__The input__
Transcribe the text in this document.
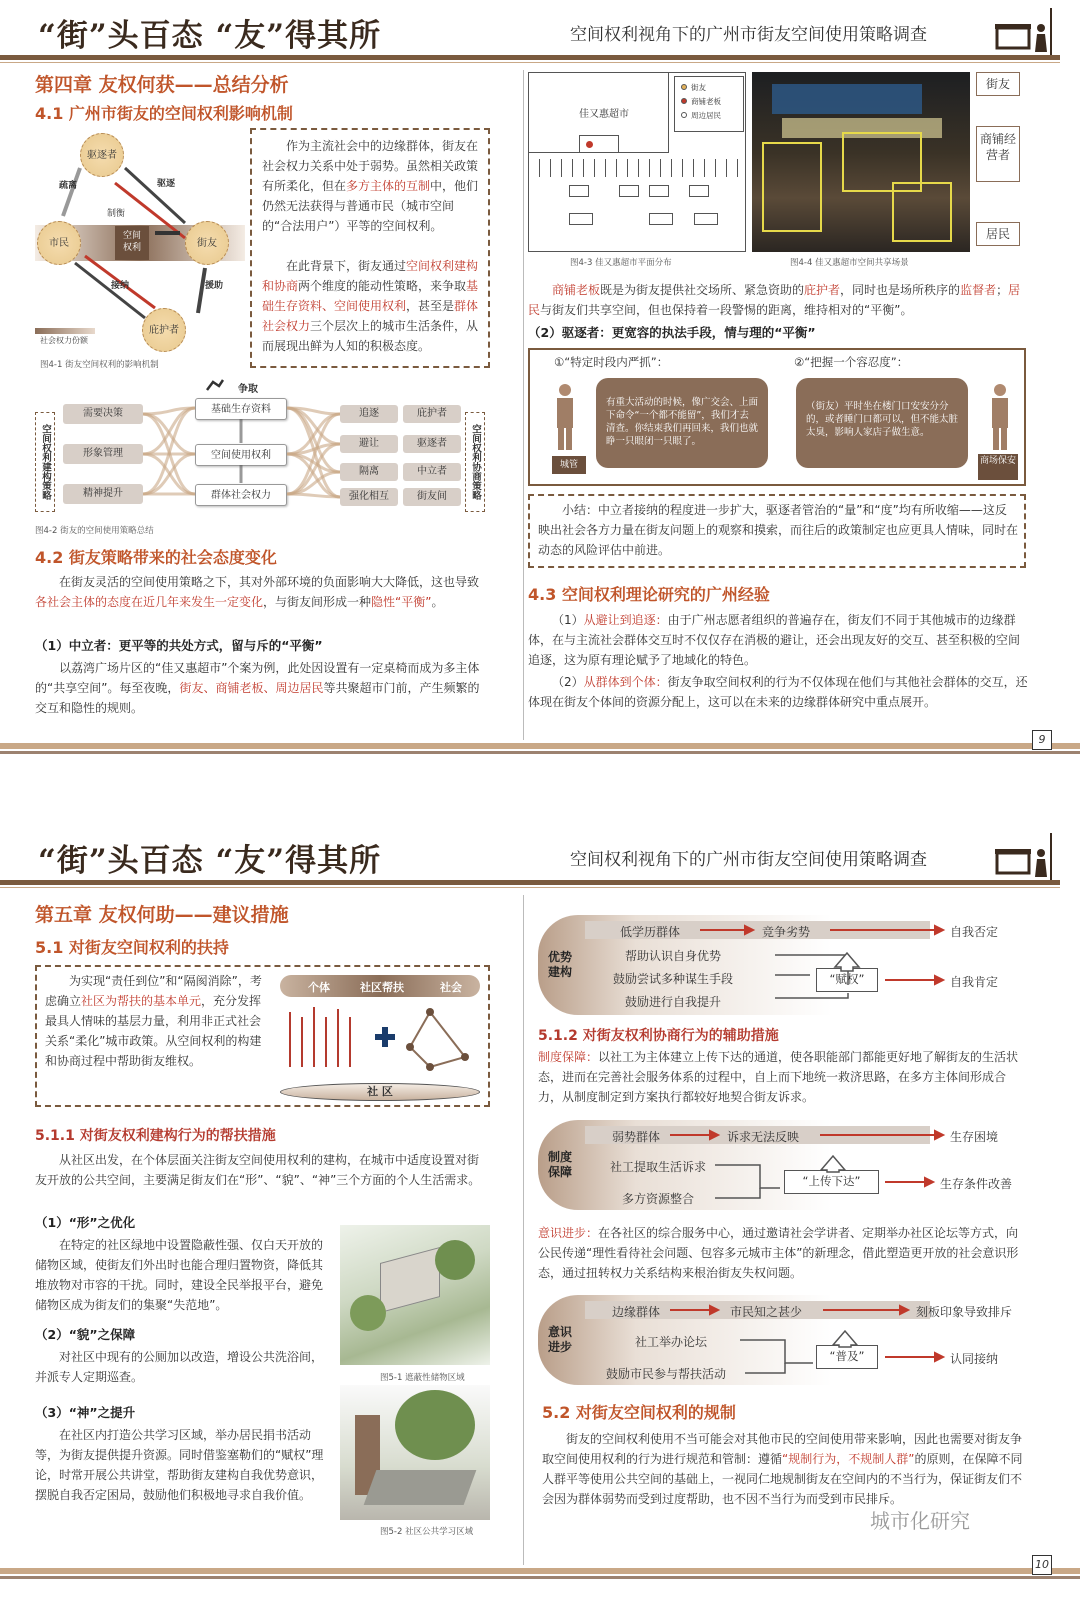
“街”头百态 “友”得其所	空间权利视角下的广州市街友空间使用策略调查
第四章 友权何获——总结分析
4.1 广州市街友的空间权利影响机制
驱逐者
市民	街友
庇护者
空间
权利
制衡
疏离	驱逐
接纳	援助
社会权力份额
图4-1 街友空间权利的影响机制
作为主流社会中的边缘群体，街友在社会权力关系中处于弱势。虽然相关政策有所柔化，但在多方主体的互制中，他们仍然无法获得与普通市民（城市空间的“合法用户”）平等的空间权利。
在此背景下，街友通过空间权利建构和协商两个维度的能动性策略，来争取基础生存资料、空间使用权利，甚至是群体社会权力三个层次上的城市生活条件，从而展现出鲜为人知的积极态度。
争取
空间权利建构策略	空间权利协商策略
需要决策
形象管理
精神提升
基础生存资料
空间使用权利
群体社会权力
追逐
避让
隔离
强化相互
庇护者
驱逐者
中立者
街友间
图4-2 街友的空间使用策略总结
4.2 街友策略带来的社会态度变化
在街友灵活的空间使用策略之下，其对外部环境的负面影响大大降低，这也导致各社会主体的态度在近几年来发生一定变化，与街友间形成一种隐性“平衡”。
（1）中立者：更平等的共处方式，留与斥的“平衡”
以荔湾广场片区的“佳又惠超市”个案为例，此处因设置有一定桌椅而成为多主体的“共享空间”。每至夜晚，街友、商铺老板、周边居民等共聚超市门前，产生频繁的交互和隐性的规则。
佳又惠超市
街友
商铺老板
周边居民
图4-3 佳又惠超市平面分布	图4-4 佳又惠超市空间共享场景
街友
商铺经营者
居民
商铺老板既是为街友提供社交场所、紧急资助的庇护者，同时也是场所秩序的监督者；居民与街友们共享空间，但也保持着一段警惕的距离，维持相对的“平衡”。
（2）驱逐者：更宽容的执法手段，情与理的“平衡”
①“特定时段内严抓”：	②“把握一个容忍度”：
城管
有重大活动的时候，像广交会、上面下命令“一个都不能留”，我们才去清查。你结束我们再回来，我们也就睁一只眼闭一只眼了。
（街友）平时坐在楼门口安安分分的，或者睡门口都可以，但不能太脏太臭，影响人家店子做生意。
商场保安
小结：中立者接纳的程度进一步扩大，驱逐者管治的“量”和“度”均有所收缩——这反映出社会各方力量在街友问题上的观察和摸索，而往后的政策制定也应更具人情味，同时在动态的风险评估中前进。
4.3 空间权利理论研究的广州经验
（1）从避让到追逐：由于广州志愿者组织的普遍存在，街友们不同于其他城市的边缘群体，在与主流社会群体交互时不仅仅存在消极的避让，还会出现友好的交互、甚至积极的空间追逐，这为原有理论赋予了地域化的特色。
（2）从群体到个体：街友争取空间权利的行为不仅体现在他们与其他社会群体的交互，还体现在街友个体间的资源分配上，这可以在未来的边缘群体研究中重点展开。
9
“街”头百态 “友”得其所	空间权利视角下的广州市街友空间使用策略调查
第五章 友权何助——建议措施
5.1 对街友空间权利的扶持
为实现“责任到位”和“隔阂消除”，考虑确立社区为帮扶的基本单元，充分发挥最具人情味的基层力量，利用非正式社会关系“柔化”城市政策。从空间权利的构建和协商过程中帮助街友维权。
个体	社区帮扶	社会
社 区
5.1.1 对街友权利建构行为的帮扶措施
从社区出发，在个体层面关注街友空间使用权利的建构，在城市中适度设置对街友开放的公共空间，主要满足街友们在“形”、“貌”、“神”三个方面的个人生活需求。
（1）“形”之优化
在特定的社区绿地中设置隐蔽性强、仅白天开放的储物区域，使街友们外出时也能合理归置物资，降低其堆放物对市容的干扰。同时，建设全民举报平台，避免储物区成为街友们的集聚“失范地”。
（2）“貌”之保障
对社区中现有的公厕加以改造，增设公共洗浴间，并派专人定期巡查。
（3）“神”之提升
在社区内打造公共学习区域，举办居民捐书活动等，为街友提供提升资源。同时借鉴塞勒们的“赋权”理论，时常开展公共讲堂，帮助街友建构自我优势意识，摆脱自我否定困局，鼓励他们积极地寻求自我价值。
图5-1 遮蔽性储物区域
图5-2 社区公共学习区域
优势
建构
低学历群体	竞争劣势	自我否定
帮助认识自身优势
鼓励尝试多种谋生手段
鼓励进行自我提升
“赋权”	自我肯定
5.1.2 对街友权利协商行为的辅助措施
制度保障：以社工为主体建立上传下达的通道，使各职能部门都能更好地了解街友的生活状态，进而在完善社会服务体系的过程中，自上而下地统一救济思路，在多方主体间形成合力，从制度制定到方案执行都较好地契合街友诉求。
制度
保障
弱势群体	诉求无法反映	生存困境
社工提取生活诉求
多方资源整合
“上传下达”	生存条件改善
意识进步：在各社区的综合服务中心，通过邀请社会学讲者、定期举办社区论坛等方式，向公民传递“理性看待社会问题、包容多元城市主体”的新理念，借此塑造更开放的社会意识形态，通过扭转权力关系结构来根治街友失权问题。
意识
进步
边缘群体	市民知之甚少	刻板印象导致排斥
社工举办论坛
鼓励市民参与帮扶活动
“普及”	认同接纳
5.2 对街友空间权利的规制
街友的空间权利使用不当可能会对其他市民的空间使用带来影响，因此也需要对街友争取空间使用权利的行为进行规范和管制：遵循“规制行为，不规制人群”的原则，在保障不同人群平等使用公共空间的基础上，一视同仁地规制街友在空间内的不当行为，保证街友们不会因为群体弱势而受到过度帮助，也不因不当行为而受到市民排斥。
城市化研究
10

__Exercise details__
Print the listing above in full, exactly as written. Omit any pictures.

__The reply__
Transcribe the text in this document.
“街”头百态 “友”得其所	空间权利视角下的广州市街友空间使用策略调查
第四章 友权何获——总结分析
4.1 广州市街友的空间权利影响机制
驱逐者
市民	街友
庇护者
空间
权利
制衡
疏离	驱逐
接纳	援助
社会权力份额
图4-1 街友空间权利的影响机制
作为主流社会中的边缘群体，街友在社会权力关系中处于弱势。虽然相关政策有所柔化，但在多方主体的互制中，他们仍然无法获得与普通市民（城市空间的“合法用户”）平等的空间权利。
在此背景下，街友通过空间权利建构和协商两个维度的能动性策略，来争取基础生存资料、空间使用权利，甚至是群体社会权力三个层次上的城市生活条件，从而展现出鲜为人知的积极态度。
争取
空间权利建构策略	空间权利协商策略
需要决策
形象管理
精神提升
基础生存资料
空间使用权利
群体社会权力
追逐
避让
隔离
强化相互
庇护者
驱逐者
中立者
街友间
图4-2 街友的空间使用策略总结
4.2 街友策略带来的社会态度变化
在街友灵活的空间使用策略之下，其对外部环境的负面影响大大降低，这也导致各社会主体的态度在近几年来发生一定变化，与街友间形成一种隐性“平衡”。
（1）中立者：更平等的共处方式，留与斥的“平衡”
以荔湾广场片区的“佳又惠超市”个案为例，此处因设置有一定桌椅而成为多主体的“共享空间”。每至夜晚，街友、商铺老板、周边居民等共聚超市门前，产生频繁的交互和隐性的规则。
佳又惠超市
街友
商铺老板
周边居民
图4-3 佳又惠超市平面分布	图4-4 佳又惠超市空间共享场景
街友
商铺经营者
居民
商铺老板既是为街友提供社交场所、紧急资助的庇护者，同时也是场所秩序的监督者；居民与街友们共享空间，但也保持着一段警惕的距离，维持相对的“平衡”。
（2）驱逐者：更宽容的执法手段，情与理的“平衡”
①“特定时段内严抓”：	②“把握一个容忍度”：
城管
有重大活动的时候，像广交会、上面下命令“一个都不能留”，我们才去清查。你结束我们再回来，我们也就睁一只眼闭一只眼了。
（街友）平时坐在楼门口安安分分的，或者睡门口都可以，但不能太脏太臭，影响人家店子做生意。
商场保安
小结：中立者接纳的程度进一步扩大，驱逐者管治的“量”和“度”均有所收缩——这反映出社会各方力量在街友问题上的观察和摸索，而往后的政策制定也应更具人情味，同时在动态的风险评估中前进。
4.3 空间权利理论研究的广州经验
（1）从避让到追逐：由于广州志愿者组织的普遍存在，街友们不同于其他城市的边缘群体，在与主流社会群体交互时不仅仅存在消极的避让，还会出现友好的交互、甚至积极的空间追逐，这为原有理论赋予了地域化的特色。
（2）从群体到个体：街友争取空间权利的行为不仅体现在他们与其他社会群体的交互，还体现在街友个体间的资源分配上，这可以在未来的边缘群体研究中重点展开。
9
“街”头百态 “友”得其所	空间权利视角下的广州市街友空间使用策略调查
第五章 友权何助——建议措施
5.1 对街友空间权利的扶持
为实现“责任到位”和“隔阂消除”，考虑确立社区为帮扶的基本单元，充分发挥最具人情味的基层力量，利用非正式社会关系“柔化”城市政策。从空间权利的构建和协商过程中帮助街友维权。
个体	社区帮扶	社会
社 区
5.1.1 对街友权利建构行为的帮扶措施
从社区出发，在个体层面关注街友空间使用权利的建构，在城市中适度设置对街友开放的公共空间，主要满足街友们在“形”、“貌”、“神”三个方面的个人生活需求。
（1）“形”之优化
在特定的社区绿地中设置隐蔽性强、仅白天开放的储物区域，使街友们外出时也能合理归置物资，降低其堆放物对市容的干扰。同时，建设全民举报平台，避免储物区成为街友们的集聚“失范地”。
（2）“貌”之保障
对社区中现有的公厕加以改造，增设公共洗浴间，并派专人定期巡查。
（3）“神”之提升
在社区内打造公共学习区域，举办居民捐书活动等，为街友提供提升资源。同时借鉴塞勒们的“赋权”理论，时常开展公共讲堂，帮助街友建构自我优势意识，摆脱自我否定困局，鼓励他们积极地寻求自我价值。
图5-1 遮蔽性储物区域
图5-2 社区公共学习区域
优势
建构
低学历群体	竞争劣势	自我否定
帮助认识自身优势
鼓励尝试多种谋生手段
鼓励进行自我提升
“赋权”	自我肯定
5.1.2 对街友权利协商行为的辅助措施
制度保障：以社工为主体建立上传下达的通道，使各职能部门都能更好地了解街友的生活状态，进而在完善社会服务体系的过程中，自上而下地统一救济思路，在多方主体间形成合力，从制度制定到方案执行都较好地契合街友诉求。
制度
保障
弱势群体	诉求无法反映	生存困境
社工提取生活诉求
多方资源整合
“上传下达”	生存条件改善
意识进步：在各社区的综合服务中心，通过邀请社会学讲者、定期举办社区论坛等方式，向公民传递“理性看待社会问题、包容多元城市主体”的新理念，借此塑造更开放的社会意识形态，通过扭转权力关系结构来根治街友失权问题。
意识
进步
边缘群体	市民知之甚少	刻板印象导致排斥
社工举办论坛
鼓励市民参与帮扶活动
“普及”	认同接纳
5.2 对街友空间权利的规制
街友的空间权利使用不当可能会对其他市民的空间使用带来影响，因此也需要对街友争取空间使用权利的行为进行规范和管制：遵循“规制行为，不规制人群”的原则，在保障不同人群平等使用公共空间的基础上，一视同仁地规制街友在空间内的不当行为，保证街友们不会因为群体弱势而受到过度帮助，也不因不当行为而受到市民排斥。
城市化研究
10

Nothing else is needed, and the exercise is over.